**Provided passage:**

_____

<h2>Scraping Metacritic Scores

In [1]:
# Import Dependencies
import requests
from pprint import pprint
import pandas as pd
from bs4 import BeautifulSoup as bs
from decimal import Decimal
import re

In [2]:
# Try Metacritic Scrape for Top 100 Ranked Movies
url = 'https://www.metacritic.com/browse/movies/score/metascore/all/filtered?sort=desc'
print(requests.get(url))

<Response [403]>


In [3]:
# Add headers to bypass 403 Forbidden Access
headers = {'User-Agent': 'Mozilla/5.0 (Macintosh; Intel Mac OS X 10_14) AppleWebKit/605.1.15 (KHTML, like Gecko) Version/12.0 Safari/605.1.15'}
response = requests.get(url, timeout=30, headers=headers)
print(response)

<Response [200]>


In [4]:
# Parse the HTML text using Beautiful Soup
soup = bs(response.text, 'html.parser')

# Find and append the metacritic score, rank, title, and short summary of each movie
top_100_metacritic_dicts = []
for td in soup.find_all('td', class_ = 'clamp-summary-wrap'):
    score = td.find('div', class_ = 'clamp-score-wrap').text.strip()
    rank = td.find('span', class_ = 'title numbered').text.strip()[:-1]
    title = td.find('a', class_ = 'title').text.strip()
    summary = td.find('div', class_ = 'summary').text.strip()
    top_100_metacritic_dicts.append({'score': score,
                                    'rank': rank,
                                    'title': title,
                                    'summary': summary})

print(len(top_100_metacritic_dicts))

100


<h2>Scraping Base Data (Top 100 Grossing Movies)

In [5]:
# Scrape the base data from the-numbers.com (for Top 100 Grossing Movies)
response = requests.get("https://www.the-numbers.com/box-office-records/domestic/all-movies/cumulative/all-time")
base_df_1 = pd.read_html(response.text)[0]
base_df_2 = pd.read_html(response.text)[1]
base_df = base_df_1.append(base_df_2).reset_index(drop=True)

# Fix cut off titles
base_df = base_df.replace(base_df.iloc[74]['Movie'], 'Pirates of the Caribbean: The Curse of the Black Pearl')
base_df = base_df.replace(base_df.iloc[87]['Movie'], 'The Chronicles of Narnia: The Lion, the Witch and the Wardrobe')

base_df = base_df.rename(columns = {"Movie":"title"})

# Make a copy of dataframe
base_df2 = base_df.copy()

_____

**What you need to do:**
Please answer these questions about the Metacritic scraping notebook:
(a) What response did the first request to the Metacritic URL print, before headers were added?
(b) What length was printed for top_100_metacritic_dicts?
(c) From which website is the base data for the top 100 grossing movies scraped?
These entries were taken from a different source.

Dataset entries
_____

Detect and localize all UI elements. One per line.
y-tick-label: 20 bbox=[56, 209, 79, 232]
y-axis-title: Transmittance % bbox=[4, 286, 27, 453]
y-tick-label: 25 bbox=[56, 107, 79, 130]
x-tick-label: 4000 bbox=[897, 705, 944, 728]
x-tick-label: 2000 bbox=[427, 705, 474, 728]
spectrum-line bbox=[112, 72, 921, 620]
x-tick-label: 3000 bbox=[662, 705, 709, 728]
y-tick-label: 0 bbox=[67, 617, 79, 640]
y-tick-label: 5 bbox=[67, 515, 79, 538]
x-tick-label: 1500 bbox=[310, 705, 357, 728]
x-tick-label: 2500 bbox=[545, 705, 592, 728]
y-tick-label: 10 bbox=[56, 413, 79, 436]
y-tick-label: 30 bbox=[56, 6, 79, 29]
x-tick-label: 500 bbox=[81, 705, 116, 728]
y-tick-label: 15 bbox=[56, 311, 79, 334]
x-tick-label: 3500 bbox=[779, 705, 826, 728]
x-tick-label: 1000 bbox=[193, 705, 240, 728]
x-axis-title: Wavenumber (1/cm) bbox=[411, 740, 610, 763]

_____

**Full response:**
(a) <Response [403]>
(b) 100
(c) the-numbers.com